▶ [Source material]:

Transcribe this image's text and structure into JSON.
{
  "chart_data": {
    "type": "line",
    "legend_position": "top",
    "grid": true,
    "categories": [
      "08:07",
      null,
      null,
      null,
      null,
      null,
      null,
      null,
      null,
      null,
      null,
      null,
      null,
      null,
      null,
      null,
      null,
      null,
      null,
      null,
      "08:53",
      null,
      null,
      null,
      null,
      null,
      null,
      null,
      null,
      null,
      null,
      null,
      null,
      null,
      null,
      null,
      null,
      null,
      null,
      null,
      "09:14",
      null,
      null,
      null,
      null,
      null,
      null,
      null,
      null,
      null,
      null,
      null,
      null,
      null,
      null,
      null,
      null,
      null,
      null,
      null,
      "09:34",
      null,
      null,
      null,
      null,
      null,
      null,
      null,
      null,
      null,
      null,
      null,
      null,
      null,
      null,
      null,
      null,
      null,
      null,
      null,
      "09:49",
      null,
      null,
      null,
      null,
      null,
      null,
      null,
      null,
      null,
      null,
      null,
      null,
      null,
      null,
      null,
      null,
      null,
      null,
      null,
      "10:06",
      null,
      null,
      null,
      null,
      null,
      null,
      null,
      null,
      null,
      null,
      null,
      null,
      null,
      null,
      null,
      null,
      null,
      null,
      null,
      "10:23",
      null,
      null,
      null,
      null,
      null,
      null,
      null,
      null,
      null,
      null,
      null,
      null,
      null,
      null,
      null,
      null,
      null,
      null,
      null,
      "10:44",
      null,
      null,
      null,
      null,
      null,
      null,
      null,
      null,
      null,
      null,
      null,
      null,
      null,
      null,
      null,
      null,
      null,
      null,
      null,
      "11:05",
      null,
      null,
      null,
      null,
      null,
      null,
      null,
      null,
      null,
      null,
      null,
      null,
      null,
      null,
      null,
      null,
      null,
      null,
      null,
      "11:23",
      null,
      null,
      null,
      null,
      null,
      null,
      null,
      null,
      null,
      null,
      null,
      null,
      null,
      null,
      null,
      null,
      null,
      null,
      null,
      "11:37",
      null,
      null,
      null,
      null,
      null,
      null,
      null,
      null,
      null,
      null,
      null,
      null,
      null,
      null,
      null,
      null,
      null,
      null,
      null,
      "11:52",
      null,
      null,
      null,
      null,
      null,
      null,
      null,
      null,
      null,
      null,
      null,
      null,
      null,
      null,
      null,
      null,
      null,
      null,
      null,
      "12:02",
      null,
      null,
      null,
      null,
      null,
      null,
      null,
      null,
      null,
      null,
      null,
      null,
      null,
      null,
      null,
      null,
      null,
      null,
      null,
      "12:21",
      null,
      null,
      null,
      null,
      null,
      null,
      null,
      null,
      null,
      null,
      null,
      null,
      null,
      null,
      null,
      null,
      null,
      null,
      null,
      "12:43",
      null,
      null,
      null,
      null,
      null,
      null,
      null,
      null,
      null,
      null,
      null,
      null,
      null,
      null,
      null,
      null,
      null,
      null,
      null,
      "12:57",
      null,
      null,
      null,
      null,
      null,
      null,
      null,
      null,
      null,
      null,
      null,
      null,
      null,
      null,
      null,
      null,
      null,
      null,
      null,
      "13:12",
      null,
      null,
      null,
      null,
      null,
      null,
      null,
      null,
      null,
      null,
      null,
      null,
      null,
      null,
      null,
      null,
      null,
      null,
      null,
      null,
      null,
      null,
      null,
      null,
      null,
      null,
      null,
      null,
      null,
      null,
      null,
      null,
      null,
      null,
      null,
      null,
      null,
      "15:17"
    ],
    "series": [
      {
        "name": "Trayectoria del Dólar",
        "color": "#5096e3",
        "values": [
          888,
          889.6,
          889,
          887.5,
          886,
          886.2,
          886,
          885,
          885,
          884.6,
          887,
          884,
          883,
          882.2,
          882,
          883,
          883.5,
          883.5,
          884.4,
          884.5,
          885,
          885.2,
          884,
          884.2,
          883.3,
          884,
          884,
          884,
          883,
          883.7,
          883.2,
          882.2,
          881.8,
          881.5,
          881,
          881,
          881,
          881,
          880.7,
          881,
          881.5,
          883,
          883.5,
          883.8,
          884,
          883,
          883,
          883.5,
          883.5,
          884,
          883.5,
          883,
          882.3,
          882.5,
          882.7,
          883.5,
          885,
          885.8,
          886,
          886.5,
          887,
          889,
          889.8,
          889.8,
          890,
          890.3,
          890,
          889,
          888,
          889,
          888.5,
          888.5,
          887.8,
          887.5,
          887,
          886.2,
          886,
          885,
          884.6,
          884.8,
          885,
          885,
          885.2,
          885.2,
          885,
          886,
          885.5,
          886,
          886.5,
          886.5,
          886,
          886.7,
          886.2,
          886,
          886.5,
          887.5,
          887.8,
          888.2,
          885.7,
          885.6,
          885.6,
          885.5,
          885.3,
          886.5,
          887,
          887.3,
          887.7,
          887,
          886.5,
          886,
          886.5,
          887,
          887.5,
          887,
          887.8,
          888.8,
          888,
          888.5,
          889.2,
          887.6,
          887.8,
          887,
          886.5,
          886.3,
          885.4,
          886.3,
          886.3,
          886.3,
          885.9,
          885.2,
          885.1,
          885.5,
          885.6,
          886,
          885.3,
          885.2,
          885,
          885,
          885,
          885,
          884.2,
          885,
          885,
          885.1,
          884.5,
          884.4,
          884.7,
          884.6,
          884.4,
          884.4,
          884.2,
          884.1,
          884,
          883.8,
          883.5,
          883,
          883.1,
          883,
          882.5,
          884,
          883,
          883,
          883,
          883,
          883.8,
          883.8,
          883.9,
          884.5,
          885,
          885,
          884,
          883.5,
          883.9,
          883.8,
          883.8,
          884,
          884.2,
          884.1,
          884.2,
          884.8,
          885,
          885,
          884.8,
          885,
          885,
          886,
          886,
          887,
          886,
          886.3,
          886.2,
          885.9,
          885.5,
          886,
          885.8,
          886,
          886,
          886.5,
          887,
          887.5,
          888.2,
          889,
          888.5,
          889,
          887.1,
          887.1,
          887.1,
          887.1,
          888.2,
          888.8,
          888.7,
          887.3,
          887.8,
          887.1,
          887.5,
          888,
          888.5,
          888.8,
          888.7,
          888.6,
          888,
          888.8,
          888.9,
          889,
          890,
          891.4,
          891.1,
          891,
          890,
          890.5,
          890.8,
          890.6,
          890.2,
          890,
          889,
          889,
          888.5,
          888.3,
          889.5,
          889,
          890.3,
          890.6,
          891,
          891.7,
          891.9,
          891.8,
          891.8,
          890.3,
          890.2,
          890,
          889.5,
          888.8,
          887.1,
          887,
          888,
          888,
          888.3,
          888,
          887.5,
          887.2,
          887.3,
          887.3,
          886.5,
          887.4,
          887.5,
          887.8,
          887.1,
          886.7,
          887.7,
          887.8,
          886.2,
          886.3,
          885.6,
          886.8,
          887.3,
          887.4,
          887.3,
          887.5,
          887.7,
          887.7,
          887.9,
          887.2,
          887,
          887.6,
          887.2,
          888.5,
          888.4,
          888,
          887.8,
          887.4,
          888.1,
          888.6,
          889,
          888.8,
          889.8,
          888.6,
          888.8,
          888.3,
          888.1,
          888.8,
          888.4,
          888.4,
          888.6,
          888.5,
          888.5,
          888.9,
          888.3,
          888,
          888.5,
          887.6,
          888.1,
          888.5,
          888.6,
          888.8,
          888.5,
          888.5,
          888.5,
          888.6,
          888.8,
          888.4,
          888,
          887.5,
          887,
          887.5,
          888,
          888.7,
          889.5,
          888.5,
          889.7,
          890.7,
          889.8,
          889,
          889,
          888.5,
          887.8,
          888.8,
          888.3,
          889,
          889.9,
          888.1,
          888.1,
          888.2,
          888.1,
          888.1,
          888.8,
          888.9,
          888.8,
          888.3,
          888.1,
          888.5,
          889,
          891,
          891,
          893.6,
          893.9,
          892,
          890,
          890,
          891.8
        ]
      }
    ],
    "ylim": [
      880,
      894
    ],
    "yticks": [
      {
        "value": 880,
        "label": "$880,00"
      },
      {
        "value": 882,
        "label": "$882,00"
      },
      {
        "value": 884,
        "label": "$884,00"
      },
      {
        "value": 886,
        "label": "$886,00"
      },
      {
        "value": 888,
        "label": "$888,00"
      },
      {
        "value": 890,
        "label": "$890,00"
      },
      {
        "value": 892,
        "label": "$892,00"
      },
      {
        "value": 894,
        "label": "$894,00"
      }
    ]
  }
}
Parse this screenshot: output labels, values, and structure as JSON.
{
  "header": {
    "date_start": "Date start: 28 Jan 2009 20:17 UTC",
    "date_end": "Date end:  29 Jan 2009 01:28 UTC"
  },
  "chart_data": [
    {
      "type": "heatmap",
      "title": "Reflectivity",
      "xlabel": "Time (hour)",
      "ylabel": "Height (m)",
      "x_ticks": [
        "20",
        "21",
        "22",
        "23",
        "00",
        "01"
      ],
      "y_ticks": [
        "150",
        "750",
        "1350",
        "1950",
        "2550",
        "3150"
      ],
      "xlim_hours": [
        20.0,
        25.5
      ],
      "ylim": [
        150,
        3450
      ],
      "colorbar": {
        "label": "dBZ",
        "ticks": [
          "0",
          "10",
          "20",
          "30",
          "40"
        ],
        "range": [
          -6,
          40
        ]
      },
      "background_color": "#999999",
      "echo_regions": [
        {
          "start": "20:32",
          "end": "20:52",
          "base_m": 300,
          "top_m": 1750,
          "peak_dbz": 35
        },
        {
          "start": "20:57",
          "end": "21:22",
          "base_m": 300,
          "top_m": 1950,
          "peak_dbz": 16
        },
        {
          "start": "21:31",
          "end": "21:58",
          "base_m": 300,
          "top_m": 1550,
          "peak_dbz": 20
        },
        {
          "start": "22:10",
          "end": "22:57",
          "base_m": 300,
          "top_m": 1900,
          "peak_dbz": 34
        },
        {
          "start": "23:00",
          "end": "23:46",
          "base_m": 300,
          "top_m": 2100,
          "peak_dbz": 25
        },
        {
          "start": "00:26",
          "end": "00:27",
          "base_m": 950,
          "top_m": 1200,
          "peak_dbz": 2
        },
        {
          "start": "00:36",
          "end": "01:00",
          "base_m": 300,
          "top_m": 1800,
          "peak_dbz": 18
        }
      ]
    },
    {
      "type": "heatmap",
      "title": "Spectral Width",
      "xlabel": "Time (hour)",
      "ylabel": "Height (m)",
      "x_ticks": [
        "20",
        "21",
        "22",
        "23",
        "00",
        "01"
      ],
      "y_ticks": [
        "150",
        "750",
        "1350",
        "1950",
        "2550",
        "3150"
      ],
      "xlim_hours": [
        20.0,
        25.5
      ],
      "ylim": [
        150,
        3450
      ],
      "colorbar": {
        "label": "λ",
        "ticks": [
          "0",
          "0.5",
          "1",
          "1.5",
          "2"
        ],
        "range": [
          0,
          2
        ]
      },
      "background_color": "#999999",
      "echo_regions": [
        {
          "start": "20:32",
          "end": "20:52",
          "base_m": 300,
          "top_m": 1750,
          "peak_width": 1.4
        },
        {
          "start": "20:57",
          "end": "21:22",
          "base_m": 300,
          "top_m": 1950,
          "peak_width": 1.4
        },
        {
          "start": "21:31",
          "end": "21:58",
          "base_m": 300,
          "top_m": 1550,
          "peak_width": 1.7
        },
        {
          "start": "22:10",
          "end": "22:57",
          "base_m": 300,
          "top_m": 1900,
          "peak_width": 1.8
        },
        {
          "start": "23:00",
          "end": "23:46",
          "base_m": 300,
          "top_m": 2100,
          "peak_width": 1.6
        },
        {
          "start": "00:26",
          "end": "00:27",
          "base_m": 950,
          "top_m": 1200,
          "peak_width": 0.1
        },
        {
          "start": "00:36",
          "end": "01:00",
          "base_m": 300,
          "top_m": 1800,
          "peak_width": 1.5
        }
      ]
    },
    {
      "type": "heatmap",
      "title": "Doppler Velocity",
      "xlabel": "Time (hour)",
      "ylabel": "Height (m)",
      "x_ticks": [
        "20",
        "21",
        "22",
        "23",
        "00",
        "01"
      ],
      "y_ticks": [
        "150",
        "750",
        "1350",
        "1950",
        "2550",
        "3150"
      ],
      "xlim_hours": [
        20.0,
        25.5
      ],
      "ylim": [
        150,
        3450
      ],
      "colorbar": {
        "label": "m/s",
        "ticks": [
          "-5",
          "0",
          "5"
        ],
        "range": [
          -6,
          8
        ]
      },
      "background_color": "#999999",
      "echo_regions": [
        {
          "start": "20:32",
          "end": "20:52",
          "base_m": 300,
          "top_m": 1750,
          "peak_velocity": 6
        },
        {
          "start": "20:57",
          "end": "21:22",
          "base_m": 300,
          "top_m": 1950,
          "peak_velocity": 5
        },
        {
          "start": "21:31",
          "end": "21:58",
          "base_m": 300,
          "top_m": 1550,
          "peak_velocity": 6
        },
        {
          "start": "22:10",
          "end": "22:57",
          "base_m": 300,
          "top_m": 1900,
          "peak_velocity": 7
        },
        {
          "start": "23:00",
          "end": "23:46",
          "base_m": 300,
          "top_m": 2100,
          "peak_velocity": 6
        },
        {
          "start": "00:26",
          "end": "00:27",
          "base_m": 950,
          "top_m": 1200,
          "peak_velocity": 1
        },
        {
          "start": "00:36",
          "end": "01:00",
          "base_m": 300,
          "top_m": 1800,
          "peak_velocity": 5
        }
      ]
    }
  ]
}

▶ [Aim of the exercise]: Filter the records above and return every line that holds the word "structure".

▶ [Solution for this problem]:
Transcribe this image's text and structure into JSON.
Parse this screenshot: output labels, values, and structure as JSON.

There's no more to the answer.